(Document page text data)
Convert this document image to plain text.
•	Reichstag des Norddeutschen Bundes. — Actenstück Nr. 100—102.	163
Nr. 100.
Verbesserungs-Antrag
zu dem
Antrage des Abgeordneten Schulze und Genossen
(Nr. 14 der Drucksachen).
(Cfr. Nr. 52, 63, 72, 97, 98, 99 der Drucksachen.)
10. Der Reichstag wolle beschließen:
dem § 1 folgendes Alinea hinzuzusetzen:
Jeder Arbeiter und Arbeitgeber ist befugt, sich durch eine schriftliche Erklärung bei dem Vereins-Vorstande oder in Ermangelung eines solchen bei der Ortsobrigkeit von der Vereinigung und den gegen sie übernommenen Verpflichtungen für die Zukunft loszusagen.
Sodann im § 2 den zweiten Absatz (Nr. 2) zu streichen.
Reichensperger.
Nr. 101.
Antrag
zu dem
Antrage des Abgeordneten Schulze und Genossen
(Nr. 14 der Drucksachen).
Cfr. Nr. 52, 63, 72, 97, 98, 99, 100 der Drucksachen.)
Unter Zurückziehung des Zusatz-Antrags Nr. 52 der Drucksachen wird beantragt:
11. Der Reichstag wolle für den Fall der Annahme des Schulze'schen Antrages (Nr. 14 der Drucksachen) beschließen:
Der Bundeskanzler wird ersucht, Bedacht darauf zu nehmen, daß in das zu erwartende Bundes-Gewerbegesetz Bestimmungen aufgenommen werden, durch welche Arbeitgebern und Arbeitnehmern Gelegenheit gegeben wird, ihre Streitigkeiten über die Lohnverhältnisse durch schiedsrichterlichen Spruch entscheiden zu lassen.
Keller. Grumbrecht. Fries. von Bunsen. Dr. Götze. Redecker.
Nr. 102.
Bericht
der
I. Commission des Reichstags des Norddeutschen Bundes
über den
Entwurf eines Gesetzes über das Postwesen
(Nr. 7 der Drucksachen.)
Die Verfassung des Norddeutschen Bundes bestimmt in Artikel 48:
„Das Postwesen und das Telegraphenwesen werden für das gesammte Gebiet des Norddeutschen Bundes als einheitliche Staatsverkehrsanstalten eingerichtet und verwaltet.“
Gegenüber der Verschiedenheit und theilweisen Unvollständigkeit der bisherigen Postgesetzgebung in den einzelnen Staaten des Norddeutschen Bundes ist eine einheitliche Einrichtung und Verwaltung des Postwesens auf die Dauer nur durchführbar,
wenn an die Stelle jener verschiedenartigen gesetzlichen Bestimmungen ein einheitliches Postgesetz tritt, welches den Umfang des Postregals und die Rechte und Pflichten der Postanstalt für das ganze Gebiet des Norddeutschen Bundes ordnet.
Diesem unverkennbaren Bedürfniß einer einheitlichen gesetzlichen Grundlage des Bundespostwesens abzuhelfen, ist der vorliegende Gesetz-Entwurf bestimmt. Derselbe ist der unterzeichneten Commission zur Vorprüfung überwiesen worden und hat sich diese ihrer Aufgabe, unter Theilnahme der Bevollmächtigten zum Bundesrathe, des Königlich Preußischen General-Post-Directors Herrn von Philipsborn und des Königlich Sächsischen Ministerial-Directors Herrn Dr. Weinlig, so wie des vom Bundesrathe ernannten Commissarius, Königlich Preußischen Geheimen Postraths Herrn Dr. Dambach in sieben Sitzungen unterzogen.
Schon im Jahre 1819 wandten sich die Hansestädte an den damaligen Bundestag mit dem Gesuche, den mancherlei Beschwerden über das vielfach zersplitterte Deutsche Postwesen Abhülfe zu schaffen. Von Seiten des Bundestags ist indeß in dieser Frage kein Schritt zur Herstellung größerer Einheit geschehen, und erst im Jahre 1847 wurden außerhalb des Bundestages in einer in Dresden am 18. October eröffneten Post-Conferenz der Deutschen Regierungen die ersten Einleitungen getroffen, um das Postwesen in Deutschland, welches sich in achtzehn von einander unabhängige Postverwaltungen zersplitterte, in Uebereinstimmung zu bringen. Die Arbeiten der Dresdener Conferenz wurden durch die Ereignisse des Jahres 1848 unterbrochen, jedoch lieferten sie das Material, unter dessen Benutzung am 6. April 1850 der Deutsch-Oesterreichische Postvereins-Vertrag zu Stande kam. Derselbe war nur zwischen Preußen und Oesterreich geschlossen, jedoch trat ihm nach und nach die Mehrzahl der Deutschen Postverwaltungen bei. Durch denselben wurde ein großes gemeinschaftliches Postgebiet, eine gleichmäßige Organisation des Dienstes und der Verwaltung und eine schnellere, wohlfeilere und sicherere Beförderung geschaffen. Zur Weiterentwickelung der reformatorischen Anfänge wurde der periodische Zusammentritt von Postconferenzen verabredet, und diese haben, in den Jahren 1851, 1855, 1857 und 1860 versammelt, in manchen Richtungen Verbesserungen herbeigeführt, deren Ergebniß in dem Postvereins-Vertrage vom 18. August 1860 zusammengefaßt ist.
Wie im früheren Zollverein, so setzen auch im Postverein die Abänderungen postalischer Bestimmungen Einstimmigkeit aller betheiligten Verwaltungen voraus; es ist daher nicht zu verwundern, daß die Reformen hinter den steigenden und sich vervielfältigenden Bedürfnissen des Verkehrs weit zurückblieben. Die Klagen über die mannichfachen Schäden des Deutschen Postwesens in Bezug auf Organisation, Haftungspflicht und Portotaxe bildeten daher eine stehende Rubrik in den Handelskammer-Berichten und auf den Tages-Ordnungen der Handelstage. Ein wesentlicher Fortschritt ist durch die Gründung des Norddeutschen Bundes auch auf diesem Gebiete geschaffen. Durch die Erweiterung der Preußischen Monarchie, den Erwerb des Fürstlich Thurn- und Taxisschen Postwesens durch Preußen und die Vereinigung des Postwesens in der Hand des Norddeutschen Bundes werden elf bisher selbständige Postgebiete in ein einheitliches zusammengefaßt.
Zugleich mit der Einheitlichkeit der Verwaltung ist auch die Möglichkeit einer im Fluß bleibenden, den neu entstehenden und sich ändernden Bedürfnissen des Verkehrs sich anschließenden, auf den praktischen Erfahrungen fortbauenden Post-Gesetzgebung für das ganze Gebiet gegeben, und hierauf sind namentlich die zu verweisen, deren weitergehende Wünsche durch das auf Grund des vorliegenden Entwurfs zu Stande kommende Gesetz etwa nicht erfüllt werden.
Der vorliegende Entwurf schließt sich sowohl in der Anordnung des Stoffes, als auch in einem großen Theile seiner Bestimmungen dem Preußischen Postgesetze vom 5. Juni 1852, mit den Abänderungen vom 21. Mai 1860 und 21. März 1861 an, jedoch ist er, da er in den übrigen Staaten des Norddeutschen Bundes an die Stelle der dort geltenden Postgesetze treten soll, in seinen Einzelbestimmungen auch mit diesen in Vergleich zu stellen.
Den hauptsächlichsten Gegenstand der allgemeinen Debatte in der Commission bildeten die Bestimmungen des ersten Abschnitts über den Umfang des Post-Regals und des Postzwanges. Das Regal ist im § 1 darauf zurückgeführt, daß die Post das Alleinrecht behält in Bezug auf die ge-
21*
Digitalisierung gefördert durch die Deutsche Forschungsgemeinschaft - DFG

(Instructions for the task)
Repeat each entry above, matching every line exactly.

(Output for this task)
Convert this document image to plain text.
•	Reichstag des Norddeutschen Bundes. — Actenstück Nr. 100—102.	163
Nr. 100.
Verbesserungs-Antrag
zu dem
Antrage des Abgeordneten Schulze und Genossen
(Nr. 14 der Drucksachen).
(Cfr. Nr. 52, 63, 72, 97, 98, 99 der Drucksachen.)
10. Der Reichstag wolle beschließen:
dem § 1 folgendes Alinea hinzuzusetzen:
Jeder Arbeiter und Arbeitgeber ist befugt, sich durch eine schriftliche Erklärung bei dem Vereins-Vorstande oder in Ermangelung eines solchen bei der Ortsobrigkeit von der Vereinigung und den gegen sie übernommenen Verpflichtungen für die Zukunft loszusagen.
Sodann im § 2 den zweiten Absatz (Nr. 2) zu streichen.
Reichensperger.
Nr. 101.
Antrag
zu dem
Antrage des Abgeordneten Schulze und Genossen
(Nr. 14 der Drucksachen).
Cfr. Nr. 52, 63, 72, 97, 98, 99, 100 der Drucksachen.)
Unter Zurückziehung des Zusatz-Antrags Nr. 52 der Drucksachen wird beantragt:
11. Der Reichstag wolle für den Fall der Annahme des Schulze'schen Antrages (Nr. 14 der Drucksachen) beschließen:
Der Bundeskanzler wird ersucht, Bedacht darauf zu nehmen, daß in das zu erwartende Bundes-Gewerbegesetz Bestimmungen aufgenommen werden, durch welche Arbeitgebern und Arbeitnehmern Gelegenheit gegeben wird, ihre Streitigkeiten über die Lohnverhältnisse durch schiedsrichterlichen Spruch entscheiden zu lassen.
Keller. Grumbrecht. Fries. von Bunsen. Dr. Götze. Redecker.
Nr. 102.
Bericht
der
I. Commission des Reichstags des Norddeutschen Bundes
über den
Entwurf eines Gesetzes über das Postwesen
(Nr. 7 der Drucksachen.)
Die Verfassung des Norddeutschen Bundes bestimmt in Artikel 48:
„Das Postwesen und das Telegraphenwesen werden für das gesammte Gebiet des Norddeutschen Bundes als einheitliche Staatsverkehrsanstalten eingerichtet und verwaltet.“
Gegenüber der Verschiedenheit und theilweisen Unvollständigkeit der bisherigen Postgesetzgebung in den einzelnen Staaten des Norddeutschen Bundes ist eine einheitliche Einrichtung und Verwaltung des Postwesens auf die Dauer nur durchführbar,
wenn an die Stelle jener verschiedenartigen gesetzlichen Bestimmungen ein einheitliches Postgesetz tritt, welches den Umfang des Postregals und die Rechte und Pflichten der Postanstalt für das ganze Gebiet des Norddeutschen Bundes ordnet.
Diesem unverkennbaren Bedürfniß einer einheitlichen gesetzlichen Grundlage des Bundespostwesens abzuhelfen, ist der vorliegende Gesetz-Entwurf bestimmt. Derselbe ist der unterzeichneten Commission zur Vorprüfung überwiesen worden und hat sich diese ihrer Aufgabe, unter Theilnahme der Bevollmächtigten zum Bundesrathe, des Königlich Preußischen General-Post-Directors Herrn von Philipsborn und des Königlich Sächsischen Ministerial-Directors Herrn Dr. Weinlig, so wie des vom Bundesrathe ernannten Commissarius, Königlich Preußischen Geheimen Postraths Herrn Dr. Dambach in sieben Sitzungen unterzogen.
Schon im Jahre 1819 wandten sich die Hansestädte an den damaligen Bundestag mit dem Gesuche, den mancherlei Beschwerden über das vielfach zersplitterte Deutsche Postwesen Abhülfe zu schaffen. Von Seiten des Bundestags ist indeß in dieser Frage kein Schritt zur Herstellung größerer Einheit geschehen, und erst im Jahre 1847 wurden außerhalb des Bundestages in einer in Dresden am 18. October eröffneten Post-Conferenz der Deutschen Regierungen die ersten Einleitungen getroffen, um das Postwesen in Deutschland, welches sich in achtzehn von einander unabhängige Postverwaltungen zersplitterte, in Uebereinstimmung zu bringen. Die Arbeiten der Dresdener Conferenz wurden durch die Ereignisse des Jahres 1848 unterbrochen, jedoch lieferten sie das Material, unter dessen Benutzung am 6. April 1850 der Deutsch-Oesterreichische Postvereins-Vertrag zu Stande kam. Derselbe war nur zwischen Preußen und Oesterreich geschlossen, jedoch trat ihm nach und nach die Mehrzahl der Deutschen Postverwaltungen bei. Durch denselben wurde ein großes gemeinschaftliches Postgebiet, eine gleichmäßige Organisation des Dienstes und der Verwaltung und eine schnellere, wohlfeilere und sicherere Beförderung geschaffen. Zur Weiterentwickelung der reformatorischen Anfänge wurde der periodische Zusammentritt von Postconferenzen verabredet, und diese haben, in den Jahren 1851, 1855, 1857 und 1860 versammelt, in manchen Richtungen Verbesserungen herbeigeführt, deren Ergebniß in dem Postvereins-Vertrage vom 18. August 1860 zusammengefaßt ist.
Wie im früheren Zollverein, so setzen auch im Postverein die Abänderungen postalischer Bestimmungen Einstimmigkeit aller betheiligten Verwaltungen voraus; es ist daher nicht zu verwundern, daß die Reformen hinter den steigenden und sich vervielfältigenden Bedürfnissen des Verkehrs weit zurückblieben. Die Klagen über die mannichfachen Schäden des Deutschen Postwesens in Bezug auf Organisation, Haftungspflicht und Portotaxe bildeten daher eine stehende Rubrik in den Handelskammer-Berichten und auf den Tages-Ordnungen der Handelstage. Ein wesentlicher Fortschritt ist durch die Gründung des Norddeutschen Bundes auch auf diesem Gebiete geschaffen. Durch die Erweiterung der Preußischen Monarchie, den Erwerb des Fürstlich Thurn- und Taxisschen Postwesens durch Preußen und die Vereinigung des Postwesens in der Hand des Norddeutschen Bundes werden elf bisher selbständige Postgebiete in ein einheitliches zusammengefaßt.
Zugleich mit der Einheitlichkeit der Verwaltung ist auch die Möglichkeit einer im Fluß bleibenden, den neu entstehenden und sich ändernden Bedürfnissen des Verkehrs sich anschließenden, auf den praktischen Erfahrungen fortbauenden Post-Gesetzgebung für das ganze Gebiet gegeben, und hierauf sind namentlich die zu verweisen, deren weitergehende Wünsche durch das auf Grund des vorliegenden Entwurfs zu Stande kommende Gesetz etwa nicht erfüllt werden.
Der vorliegende Entwurf schließt sich sowohl in der Anordnung des Stoffes, als auch in einem großen Theile seiner Bestimmungen dem Preußischen Postgesetze vom 5. Juni 1852, mit den Abänderungen vom 21. Mai 1860 und 21. März 1861 an, jedoch ist er, da er in den übrigen Staaten des Norddeutschen Bundes an die Stelle der dort geltenden Postgesetze treten soll, in seinen Einzelbestimmungen auch mit diesen in Vergleich zu stellen.
Den hauptsächlichsten Gegenstand der allgemeinen Debatte in der Commission bildeten die Bestimmungen des ersten Abschnitts über den Umfang des Post-Regals und des Postzwanges. Das Regal ist im § 1 darauf zurückgeführt, daß die Post das Alleinrecht behält in Bezug auf die ge-
21*
Digitalisierung gefördert durch die Deutsche Forschungsgemeinschaft - DFG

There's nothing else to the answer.